Required actions:
a) In the review of the Alridge exhibition, rewrite the part between "Alridge approaches photography" and "been so right.", inclusive, replacing "movie director" with "film director".
b) Using the review of the Alridge exhibition, mark each statement yes or no and quote the words of the text that decide it: (i) The Lumiere Brothers Center is hosting Alridge's first exhibition. (ii) Fewer than fifty of Alridge's works are on display. (iii) Alridge's father created covers for The Beatles and The Rolling Stones.

Supplied passage:
"""
Miles Alridge at The Lumiere Brothers Center: The Taste of Color
by Elena Bozhich and Sofya Frolova
Miles Alridge is known to be 'The King of Color' in fashion photography. The Lumiere Brothers Photography center hosts his first exhibition 'The Taste of Color' where visitors can see what His Majesty is capable of.
You've probably seen Alridge's pieces of art on covers of magazines such as Vogue, Harper's Bazaar, GQ. Perfectly adjusting to beauty perceptions in the fashion industry, they are utterly ironic at the same time. The photographer conveys his frustration with the ideals of the world of consumerism.

Alridge approaches photography like a movie director: through thorough thought. His work begins long before he takes his camera, he starts from several drawings and Polaroid images. His illustration education (and heritage – his father was the one who created the covers for The Beatles and The Rolling Stones) reflects his attention towards the frame.
Choosing The Lumiere Brothers Center for the exhibition was a great idea.
Its regular visitors are true connoisseurs of photography. This time The Center has outdone itself. More than fifty renowned Alridge's works were placed on flashy pink and yellow walls, covered with rainbow ribbons. True burst of colors. Never before has the name of the exhibition been so right.
In the middle of the frame, Alridge always puts an attractive woman, but she is more of an object than a person: a beautiful doll with either blank or frustrated face surrounded by an intense environment. Both series 'Home works' and 'I Only Want You To Love Me' are acid satires of woman's roles as housewives, mothers or lovers. A curious fact: one of the photographs depicts a female sitting in a corner of the room with a shattered tray with food in front of her. The frame hangs in the corner of the exhibition hall. Colors of the picture are screamingly bright, but the lady's face is pale and her hair is well-styled but looks faded. She's like a trapped animal, and everyone coming feels as if they are predators or hunters.
"""
Record excerpts:
"""
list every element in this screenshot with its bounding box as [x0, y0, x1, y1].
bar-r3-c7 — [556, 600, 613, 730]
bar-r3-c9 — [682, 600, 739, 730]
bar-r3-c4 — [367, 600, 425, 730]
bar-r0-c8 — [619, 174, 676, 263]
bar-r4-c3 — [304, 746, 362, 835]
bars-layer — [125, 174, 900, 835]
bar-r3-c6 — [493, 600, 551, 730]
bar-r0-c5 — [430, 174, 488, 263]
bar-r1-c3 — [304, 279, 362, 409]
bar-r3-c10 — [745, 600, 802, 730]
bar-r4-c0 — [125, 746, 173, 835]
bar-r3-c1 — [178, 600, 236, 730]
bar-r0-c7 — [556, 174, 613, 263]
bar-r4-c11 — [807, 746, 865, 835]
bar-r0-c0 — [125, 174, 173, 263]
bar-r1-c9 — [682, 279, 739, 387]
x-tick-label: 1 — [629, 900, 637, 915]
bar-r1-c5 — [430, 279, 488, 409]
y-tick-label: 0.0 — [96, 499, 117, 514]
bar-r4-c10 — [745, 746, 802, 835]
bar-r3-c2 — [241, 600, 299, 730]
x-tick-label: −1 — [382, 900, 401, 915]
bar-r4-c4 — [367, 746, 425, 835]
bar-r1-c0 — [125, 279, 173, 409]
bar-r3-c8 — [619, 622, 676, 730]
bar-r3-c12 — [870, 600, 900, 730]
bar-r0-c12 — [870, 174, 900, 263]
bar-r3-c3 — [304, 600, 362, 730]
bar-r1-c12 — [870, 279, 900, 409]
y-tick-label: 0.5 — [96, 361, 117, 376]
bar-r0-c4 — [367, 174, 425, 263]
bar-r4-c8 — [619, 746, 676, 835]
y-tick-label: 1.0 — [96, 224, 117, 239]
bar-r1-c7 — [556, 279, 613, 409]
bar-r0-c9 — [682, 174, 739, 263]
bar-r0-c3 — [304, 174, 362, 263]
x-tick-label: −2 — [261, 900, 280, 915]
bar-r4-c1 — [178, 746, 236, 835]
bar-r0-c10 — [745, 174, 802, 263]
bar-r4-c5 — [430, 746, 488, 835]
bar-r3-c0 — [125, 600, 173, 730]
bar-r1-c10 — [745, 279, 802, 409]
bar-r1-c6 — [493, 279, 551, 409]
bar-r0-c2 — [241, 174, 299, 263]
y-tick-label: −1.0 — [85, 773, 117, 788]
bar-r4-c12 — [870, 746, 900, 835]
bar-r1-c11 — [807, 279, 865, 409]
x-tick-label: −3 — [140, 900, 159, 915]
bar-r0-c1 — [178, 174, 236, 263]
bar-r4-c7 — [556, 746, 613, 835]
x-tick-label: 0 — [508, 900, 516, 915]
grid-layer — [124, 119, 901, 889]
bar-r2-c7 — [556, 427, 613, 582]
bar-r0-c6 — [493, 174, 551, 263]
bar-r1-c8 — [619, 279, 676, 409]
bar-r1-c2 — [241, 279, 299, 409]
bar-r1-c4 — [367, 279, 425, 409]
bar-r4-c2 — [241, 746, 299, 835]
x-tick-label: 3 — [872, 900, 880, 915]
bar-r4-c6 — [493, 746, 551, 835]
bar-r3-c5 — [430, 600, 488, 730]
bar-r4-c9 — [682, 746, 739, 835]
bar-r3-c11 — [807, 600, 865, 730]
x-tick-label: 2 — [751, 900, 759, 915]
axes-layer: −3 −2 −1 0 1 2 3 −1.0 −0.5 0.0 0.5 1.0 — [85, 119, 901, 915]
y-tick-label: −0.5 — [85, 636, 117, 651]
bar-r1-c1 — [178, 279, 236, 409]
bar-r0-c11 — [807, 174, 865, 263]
"""
Outputs in order:
a)
Alridge approaches photography like a film director: through thorough thought. His work begins long before he takes his camera, he starts from several drawings and Polaroid images. His illustration education (and heritage – his father was the one who created the covers for The Beatles and The Rolling Stones) reflects his attention towards the frame.
Choosing The Lumiere Brothers Center for the exhibition was a great idea.
Its regular visitors are true connoisseurs of photography. This time The Center has outdone itself. More than fifty renowned Alridge's works were placed on flashy pink and yellow walls, covered with rainbow ribbons. True burst of colors. Never before has the name of the exhibition been so right.

b)
(i) Yes: "hosts his first exhibition 'The Taste of Color'"
(ii) No: "More than fifty renowned Alridge's works were placed on flashy pink and yellow walls"
(iii) Yes: "his father was the one who created the covers for The Beatles and The Rolling Stones"